-- start of Data excerpts --

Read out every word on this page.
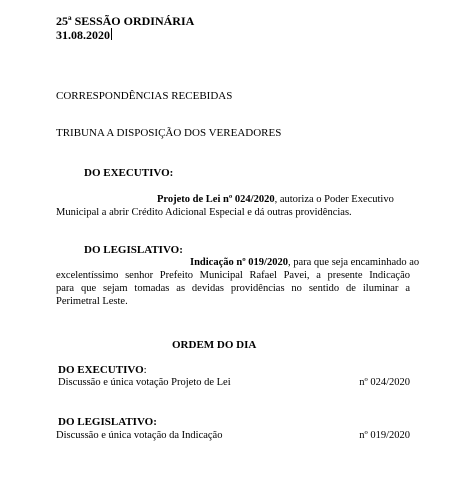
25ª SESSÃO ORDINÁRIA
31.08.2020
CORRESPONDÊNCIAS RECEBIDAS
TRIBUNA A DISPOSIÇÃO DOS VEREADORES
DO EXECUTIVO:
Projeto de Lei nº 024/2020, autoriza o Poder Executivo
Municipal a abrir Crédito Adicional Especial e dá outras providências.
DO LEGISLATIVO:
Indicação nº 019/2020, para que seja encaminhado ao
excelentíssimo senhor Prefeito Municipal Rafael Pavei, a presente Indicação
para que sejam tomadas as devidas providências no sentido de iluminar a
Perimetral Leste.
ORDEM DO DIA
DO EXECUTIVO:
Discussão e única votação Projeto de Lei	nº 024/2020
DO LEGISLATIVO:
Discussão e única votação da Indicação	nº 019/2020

-- end of Data excerpts --
-- start of Data excerpts --

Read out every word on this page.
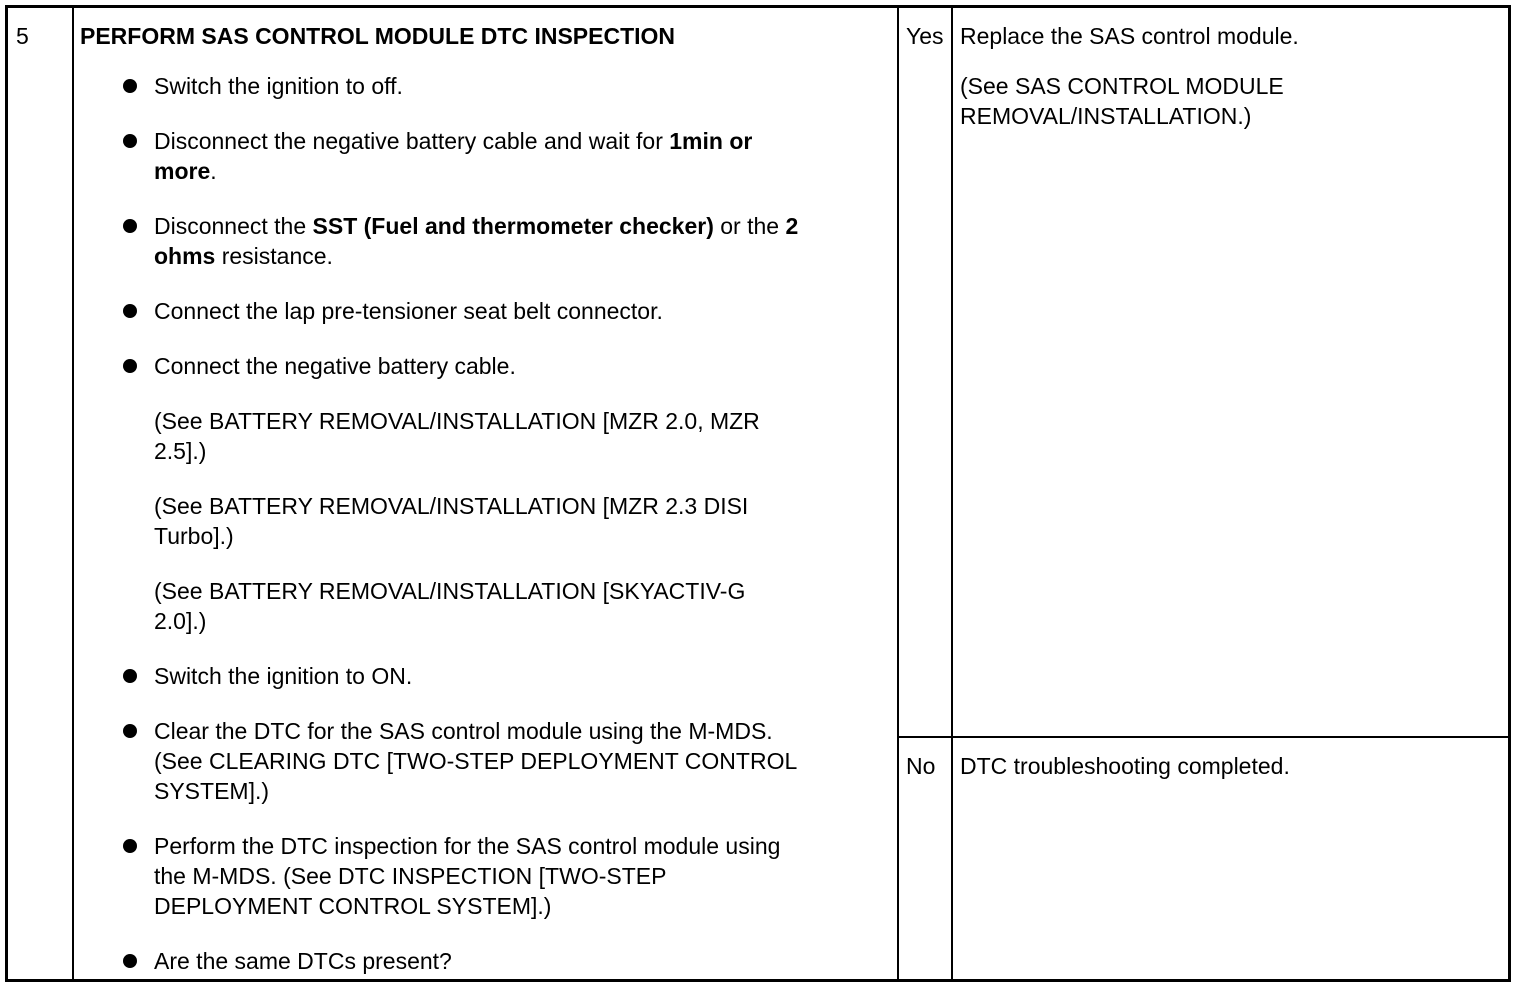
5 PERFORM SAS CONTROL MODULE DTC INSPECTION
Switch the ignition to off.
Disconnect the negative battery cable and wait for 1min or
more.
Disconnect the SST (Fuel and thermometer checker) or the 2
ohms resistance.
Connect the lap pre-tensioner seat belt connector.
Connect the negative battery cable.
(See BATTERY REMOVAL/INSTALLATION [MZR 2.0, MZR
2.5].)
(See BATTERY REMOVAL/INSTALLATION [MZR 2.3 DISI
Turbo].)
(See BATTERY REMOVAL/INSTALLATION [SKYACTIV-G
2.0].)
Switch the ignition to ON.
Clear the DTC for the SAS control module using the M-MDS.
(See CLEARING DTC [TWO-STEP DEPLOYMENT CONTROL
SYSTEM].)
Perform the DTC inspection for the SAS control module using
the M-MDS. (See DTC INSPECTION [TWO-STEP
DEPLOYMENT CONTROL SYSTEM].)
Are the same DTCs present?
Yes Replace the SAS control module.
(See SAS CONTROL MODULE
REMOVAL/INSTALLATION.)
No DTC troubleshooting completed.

-- end of Data excerpts --

_Goal of the exercise_.
Wherever "using" shows up in a line, copy that line.

_Answer for the task_.
Clear the DTC for the SAS control module using the M-MDS.
Perform the DTC inspection for the SAS control module using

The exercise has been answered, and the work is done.